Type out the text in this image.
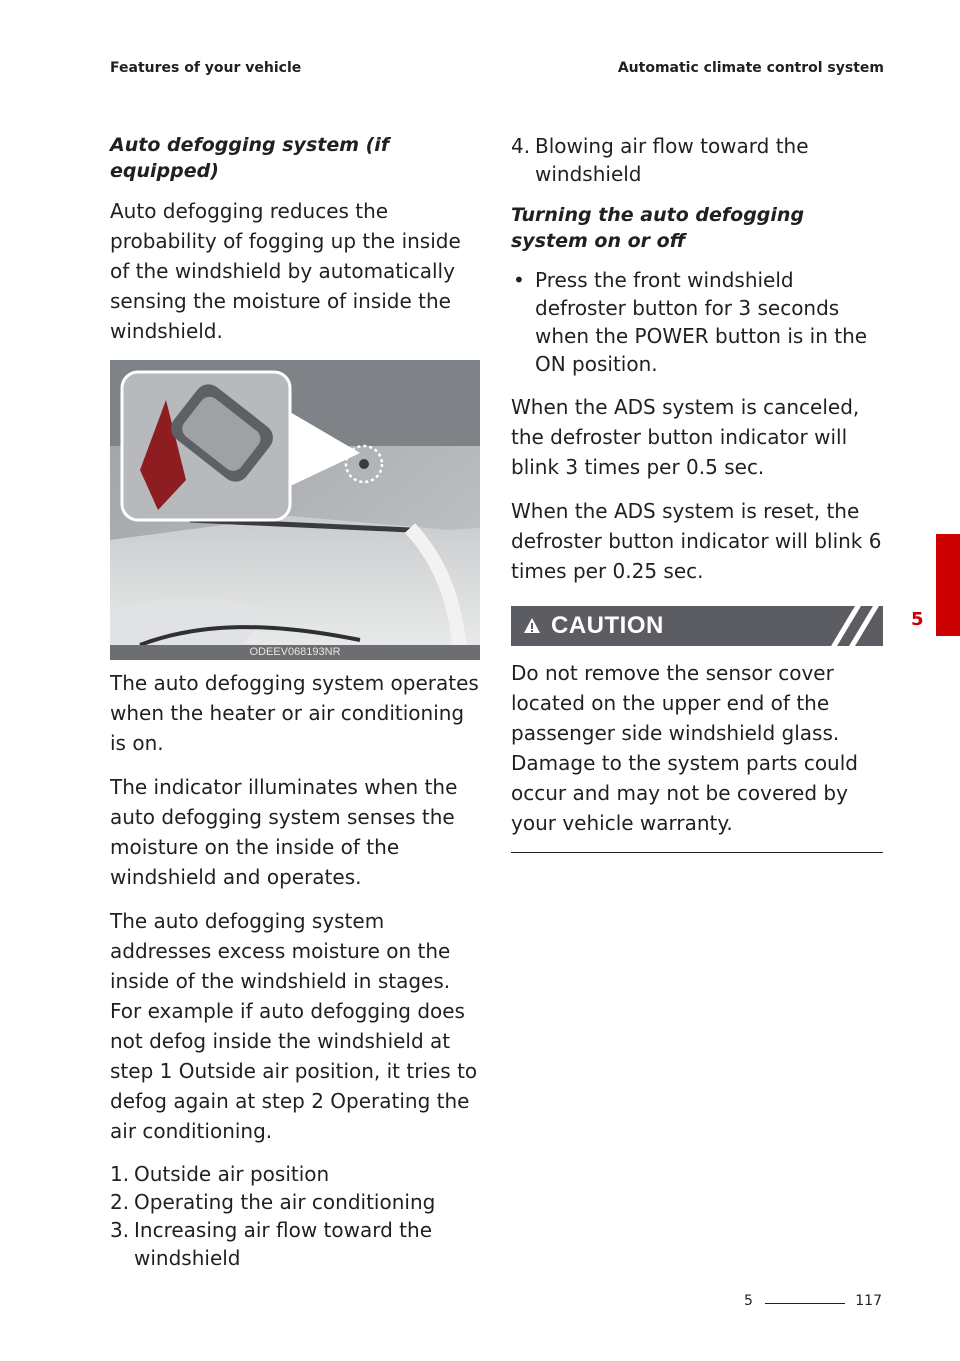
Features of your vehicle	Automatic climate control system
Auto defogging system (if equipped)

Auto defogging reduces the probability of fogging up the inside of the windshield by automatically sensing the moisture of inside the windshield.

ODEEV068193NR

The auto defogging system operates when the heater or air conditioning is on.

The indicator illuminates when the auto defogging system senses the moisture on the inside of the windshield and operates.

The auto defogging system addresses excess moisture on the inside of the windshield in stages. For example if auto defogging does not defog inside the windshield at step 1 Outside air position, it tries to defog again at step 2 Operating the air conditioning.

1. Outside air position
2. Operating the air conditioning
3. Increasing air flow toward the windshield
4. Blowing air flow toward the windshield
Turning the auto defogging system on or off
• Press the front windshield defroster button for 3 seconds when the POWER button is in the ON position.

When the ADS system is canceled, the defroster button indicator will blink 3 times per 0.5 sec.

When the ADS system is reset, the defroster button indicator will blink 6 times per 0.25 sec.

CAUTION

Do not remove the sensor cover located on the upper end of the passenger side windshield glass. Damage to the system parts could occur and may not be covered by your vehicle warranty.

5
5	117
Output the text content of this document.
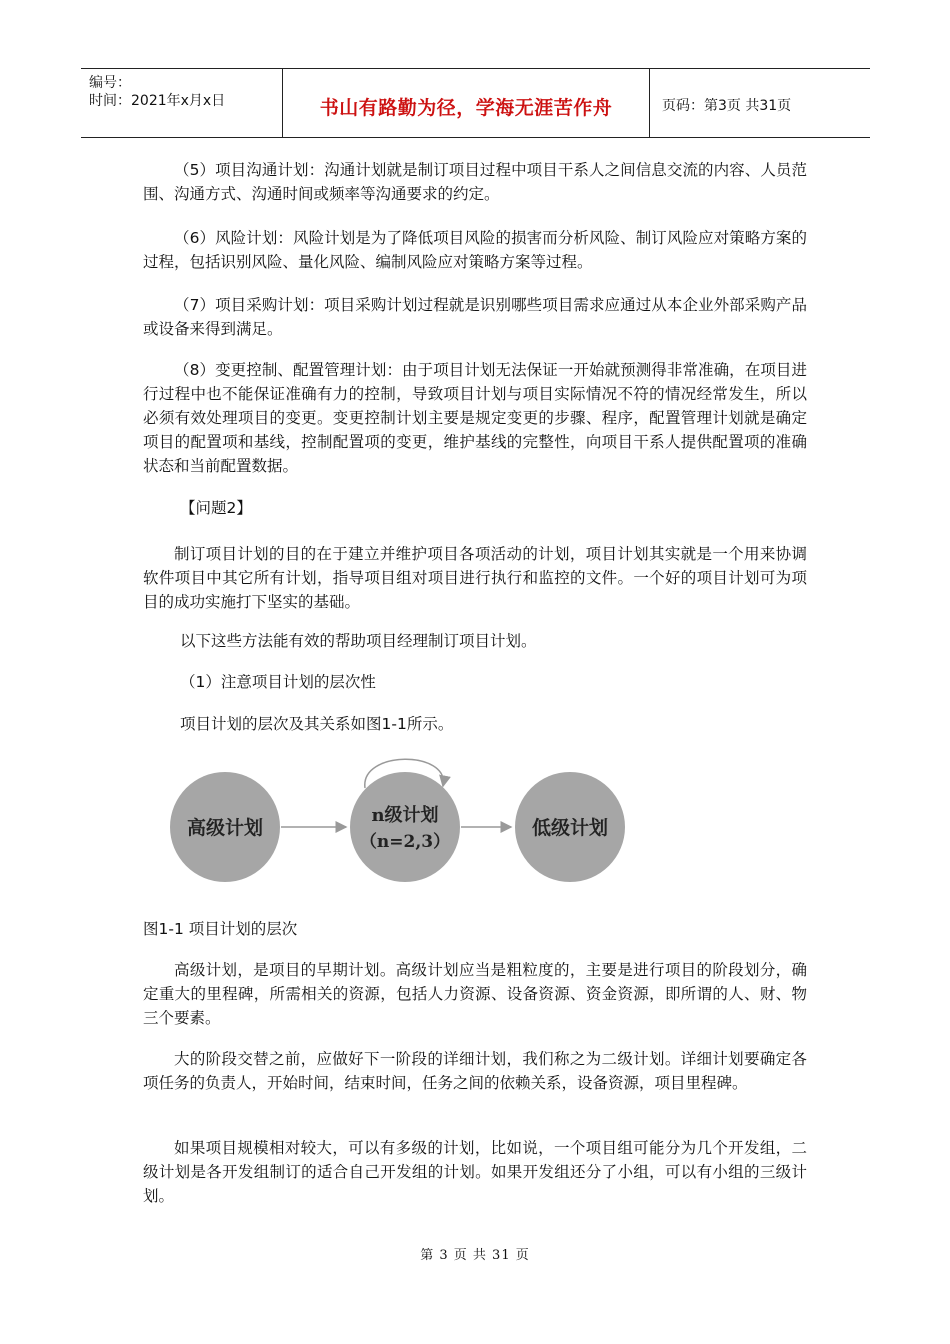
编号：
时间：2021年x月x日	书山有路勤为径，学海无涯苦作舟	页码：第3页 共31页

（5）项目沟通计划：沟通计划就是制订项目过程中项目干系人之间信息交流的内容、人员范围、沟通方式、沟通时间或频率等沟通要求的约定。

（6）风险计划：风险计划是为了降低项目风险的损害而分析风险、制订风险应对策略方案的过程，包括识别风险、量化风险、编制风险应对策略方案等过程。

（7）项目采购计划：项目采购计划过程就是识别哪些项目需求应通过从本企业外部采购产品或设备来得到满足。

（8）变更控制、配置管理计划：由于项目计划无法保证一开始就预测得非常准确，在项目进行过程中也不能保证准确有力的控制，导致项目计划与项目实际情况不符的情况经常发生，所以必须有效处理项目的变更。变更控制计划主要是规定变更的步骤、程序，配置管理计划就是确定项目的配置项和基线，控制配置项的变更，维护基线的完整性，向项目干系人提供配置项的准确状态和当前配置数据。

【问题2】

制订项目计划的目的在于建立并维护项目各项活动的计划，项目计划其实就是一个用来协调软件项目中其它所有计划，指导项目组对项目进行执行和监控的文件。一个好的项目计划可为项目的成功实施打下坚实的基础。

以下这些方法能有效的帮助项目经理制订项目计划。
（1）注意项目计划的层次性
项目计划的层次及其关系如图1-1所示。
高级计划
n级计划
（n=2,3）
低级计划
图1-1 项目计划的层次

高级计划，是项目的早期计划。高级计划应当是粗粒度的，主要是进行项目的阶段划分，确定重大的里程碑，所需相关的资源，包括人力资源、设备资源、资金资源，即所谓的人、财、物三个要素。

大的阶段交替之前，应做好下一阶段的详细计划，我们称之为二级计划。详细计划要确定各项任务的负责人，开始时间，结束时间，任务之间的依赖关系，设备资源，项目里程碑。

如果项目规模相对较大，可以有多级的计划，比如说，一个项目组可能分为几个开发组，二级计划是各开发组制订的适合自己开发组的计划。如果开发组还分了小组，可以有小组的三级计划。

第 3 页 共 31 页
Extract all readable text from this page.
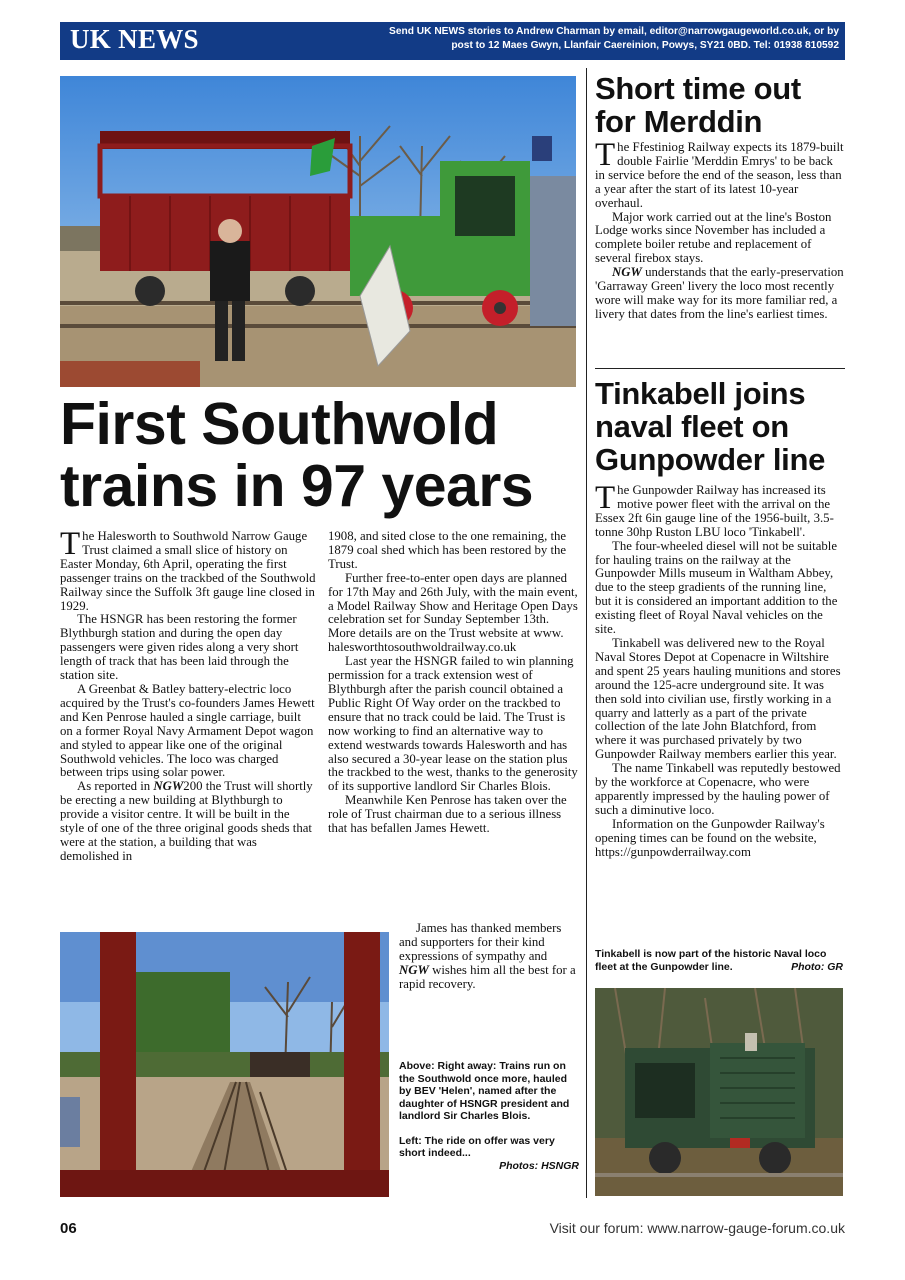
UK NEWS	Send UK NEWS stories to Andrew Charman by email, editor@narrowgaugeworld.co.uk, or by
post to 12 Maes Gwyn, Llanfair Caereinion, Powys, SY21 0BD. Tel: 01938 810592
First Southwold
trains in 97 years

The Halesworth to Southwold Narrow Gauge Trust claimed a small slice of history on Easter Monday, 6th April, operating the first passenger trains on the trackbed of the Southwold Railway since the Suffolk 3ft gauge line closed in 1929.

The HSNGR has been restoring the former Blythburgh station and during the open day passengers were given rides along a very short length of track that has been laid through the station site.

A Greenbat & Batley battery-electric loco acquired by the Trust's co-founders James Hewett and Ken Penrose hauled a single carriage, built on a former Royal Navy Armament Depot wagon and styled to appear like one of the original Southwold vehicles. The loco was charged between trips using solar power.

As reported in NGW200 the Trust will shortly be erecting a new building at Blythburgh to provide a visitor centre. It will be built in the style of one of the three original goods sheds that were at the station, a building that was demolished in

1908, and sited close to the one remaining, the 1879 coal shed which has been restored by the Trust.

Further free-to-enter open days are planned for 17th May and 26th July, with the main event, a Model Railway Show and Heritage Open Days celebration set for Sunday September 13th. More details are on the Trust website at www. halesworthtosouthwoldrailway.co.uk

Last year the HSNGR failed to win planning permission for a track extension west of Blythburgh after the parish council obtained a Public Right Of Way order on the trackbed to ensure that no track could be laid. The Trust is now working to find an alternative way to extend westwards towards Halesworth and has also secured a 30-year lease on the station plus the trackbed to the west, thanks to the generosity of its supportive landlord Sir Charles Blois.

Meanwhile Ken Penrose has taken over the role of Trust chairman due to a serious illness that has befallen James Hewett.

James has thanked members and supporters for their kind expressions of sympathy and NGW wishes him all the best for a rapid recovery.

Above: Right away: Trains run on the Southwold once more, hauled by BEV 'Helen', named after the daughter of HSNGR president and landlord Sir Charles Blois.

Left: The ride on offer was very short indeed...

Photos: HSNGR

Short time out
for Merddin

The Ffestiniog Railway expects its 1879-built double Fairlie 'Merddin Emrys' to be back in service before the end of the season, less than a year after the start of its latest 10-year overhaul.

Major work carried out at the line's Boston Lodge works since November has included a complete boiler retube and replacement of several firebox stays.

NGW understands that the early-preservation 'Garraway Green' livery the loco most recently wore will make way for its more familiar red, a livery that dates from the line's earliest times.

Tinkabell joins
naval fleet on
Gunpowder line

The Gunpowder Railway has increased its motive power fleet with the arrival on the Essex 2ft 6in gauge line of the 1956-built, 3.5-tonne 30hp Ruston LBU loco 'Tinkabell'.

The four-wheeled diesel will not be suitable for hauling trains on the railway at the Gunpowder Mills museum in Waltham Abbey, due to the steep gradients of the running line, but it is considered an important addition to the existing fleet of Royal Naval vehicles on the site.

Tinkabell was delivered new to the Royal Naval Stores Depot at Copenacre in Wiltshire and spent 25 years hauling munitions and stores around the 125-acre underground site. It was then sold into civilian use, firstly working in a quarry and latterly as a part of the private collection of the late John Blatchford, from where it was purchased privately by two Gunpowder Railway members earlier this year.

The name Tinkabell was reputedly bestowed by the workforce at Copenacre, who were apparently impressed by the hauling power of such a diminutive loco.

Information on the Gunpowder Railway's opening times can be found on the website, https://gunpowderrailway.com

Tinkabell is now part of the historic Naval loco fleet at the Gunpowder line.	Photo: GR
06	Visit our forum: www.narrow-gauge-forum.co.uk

-- -- --

§ **EXERCISE BRIEF**:
Repeat the full listing above exactly, with no pictures in the copy.

§ **RESULT OF THE EXERCISE**:
Type out the text in this image.
Features of your vehicle	Automatic climate control system
Auto defogging system (if equipped)

Auto defogging reduces the probability of fogging up the inside of the windshield by automatically sensing the moisture of inside the windshield.

ODEEV068193NR

The auto defogging system operates when the heater or air conditioning is on.

The indicator illuminates when the auto defogging system senses the moisture on the inside of the windshield and operates.

The auto defogging system addresses excess moisture on the inside of the windshield in stages. For example if auto defogging does not defog inside the windshield at step 1 Outside air position, it tries to defog again at step 2 Operating the air conditioning.

1. Outside air position
2. Operating the air conditioning
3. Increasing air flow toward the windshield
4. Blowing air flow toward the windshield
Turning the auto defogging system on or off
• Press the front windshield defroster button for 3 seconds when the POWER button is in the ON position.

When the ADS system is canceled, the defroster button indicator will blink 3 times per 0.5 sec.

When the ADS system is reset, the defroster button indicator will blink 6 times per 0.25 sec.

CAUTION

Do not remove the sensor cover located on the upper end of the passenger side windshield glass. Damage to the system parts could occur and may not be covered by your vehicle warranty.

5
5	117
Output the text content of this document.
编号：
时间：2021年x月x日	书山有路勤为径，学海无涯苦作舟	页码：第3页 共31页

（5）项目沟通计划：沟通计划就是制订项目过程中项目干系人之间信息交流的内容、人员范围、沟通方式、沟通时间或频率等沟通要求的约定。

（6）风险计划：风险计划是为了降低项目风险的损害而分析风险、制订风险应对策略方案的过程，包括识别风险、量化风险、编制风险应对策略方案等过程。

（7）项目采购计划：项目采购计划过程就是识别哪些项目需求应通过从本企业外部采购产品或设备来得到满足。

（8）变更控制、配置管理计划：由于项目计划无法保证一开始就预测得非常准确，在项目进行过程中也不能保证准确有力的控制，导致项目计划与项目实际情况不符的情况经常发生，所以必须有效处理项目的变更。变更控制计划主要是规定变更的步骤、程序，配置管理计划就是确定项目的配置项和基线，控制配置项的变更，维护基线的完整性，向项目干系人提供配置项的准确状态和当前配置数据。

【问题2】

制订项目计划的目的在于建立并维护项目各项活动的计划，项目计划其实就是一个用来协调软件项目中其它所有计划，指导项目组对项目进行执行和监控的文件。一个好的项目计划可为项目的成功实施打下坚实的基础。

以下这些方法能有效的帮助项目经理制订项目计划。
（1）注意项目计划的层次性
项目计划的层次及其关系如图1-1所示。
高级计划
n级计划
（n=2,3）
低级计划
图1-1 项目计划的层次

高级计划，是项目的早期计划。高级计划应当是粗粒度的，主要是进行项目的阶段划分，确定重大的里程碑，所需相关的资源，包括人力资源、设备资源、资金资源，即所谓的人、财、物三个要素。

大的阶段交替之前，应做好下一阶段的详细计划，我们称之为二级计划。详细计划要确定各项任务的负责人，开始时间，结束时间，任务之间的依赖关系，设备资源，项目里程碑。

如果项目规模相对较大，可以有多级的计划，比如说，一个项目组可能分为几个开发组，二级计划是各开发组制订的适合自己开发组的计划。如果开发组还分了小组，可以有小组的三级计划。

第 3 页 共 31 页
Extract all readable text from this page.
UK NEWS	Send UK NEWS stories to Andrew Charman by email, editor@narrowgaugeworld.co.uk, or by
post to 12 Maes Gwyn, Llanfair Caereinion, Powys, SY21 0BD. Tel: 01938 810592
First Southwold
trains in 97 years

The Halesworth to Southwold Narrow Gauge Trust claimed a small slice of history on Easter Monday, 6th April, operating the first passenger trains on the trackbed of the Southwold Railway since the Suffolk 3ft gauge line closed in 1929.

The HSNGR has been restoring the former Blythburgh station and during the open day passengers were given rides along a very short length of track that has been laid through the station site.

A Greenbat & Batley battery-electric loco acquired by the Trust's co-founders James Hewett and Ken Penrose hauled a single carriage, built on a former Royal Navy Armament Depot wagon and styled to appear like one of the original Southwold vehicles. The loco was charged between trips using solar power.

As reported in NGW200 the Trust will shortly be erecting a new building at Blythburgh to provide a visitor centre. It will be built in the style of one of the three original goods sheds that were at the station, a building that was demolished in

1908, and sited close to the one remaining, the 1879 coal shed which has been restored by the Trust.

Further free-to-enter open days are planned for 17th May and 26th July, with the main event, a Model Railway Show and Heritage Open Days celebration set for Sunday September 13th. More details are on the Trust website at www. halesworthtosouthwoldrailway.co.uk

Last year the HSNGR failed to win planning permission for a track extension west of Blythburgh after the parish council obtained a Public Right Of Way order on the trackbed to ensure that no track could be laid. The Trust is now working to find an alternative way to extend westwards towards Halesworth and has also secured a 30-year lease on the station plus the trackbed to the west, thanks to the generosity of its supportive landlord Sir Charles Blois.

Meanwhile Ken Penrose has taken over the role of Trust chairman due to a serious illness that has befallen James Hewett.

James has thanked members and supporters for their kind expressions of sympathy and NGW wishes him all the best for a rapid recovery.

Above: Right away: Trains run on the Southwold once more, hauled by BEV 'Helen', named after the daughter of HSNGR president and landlord Sir Charles Blois.

Left: The ride on offer was very short indeed...

Photos: HSNGR

Short time out
for Merddin

The Ffestiniog Railway expects its 1879-built double Fairlie 'Merddin Emrys' to be back in service before the end of the season, less than a year after the start of its latest 10-year overhaul.

Major work carried out at the line's Boston Lodge works since November has included a complete boiler retube and replacement of several firebox stays.

NGW understands that the early-preservation 'Garraway Green' livery the loco most recently wore will make way for its more familiar red, a livery that dates from the line's earliest times.

Tinkabell joins
naval fleet on
Gunpowder line

The Gunpowder Railway has increased its motive power fleet with the arrival on the Essex 2ft 6in gauge line of the 1956-built, 3.5-tonne 30hp Ruston LBU loco 'Tinkabell'.

The four-wheeled diesel will not be suitable for hauling trains on the railway at the Gunpowder Mills museum in Waltham Abbey, due to the steep gradients of the running line, but it is considered an important addition to the existing fleet of Royal Naval vehicles on the site.

Tinkabell was delivered new to the Royal Naval Stores Depot at Copenacre in Wiltshire and spent 25 years hauling munitions and stores around the 125-acre underground site. It was then sold into civilian use, firstly working in a quarry and latterly as a part of the private collection of the late John Blatchford, from where it was purchased privately by two Gunpowder Railway members earlier this year.

The name Tinkabell was reputedly bestowed by the workforce at Copenacre, who were apparently impressed by the hauling power of such a diminutive loco.

Information on the Gunpowder Railway's opening times can be found on the website, https://gunpowderrailway.com

Tinkabell is now part of the historic Naval loco fleet at the Gunpowder line.	Photo: GR
06	Visit our forum: www.narrow-gauge-forum.co.uk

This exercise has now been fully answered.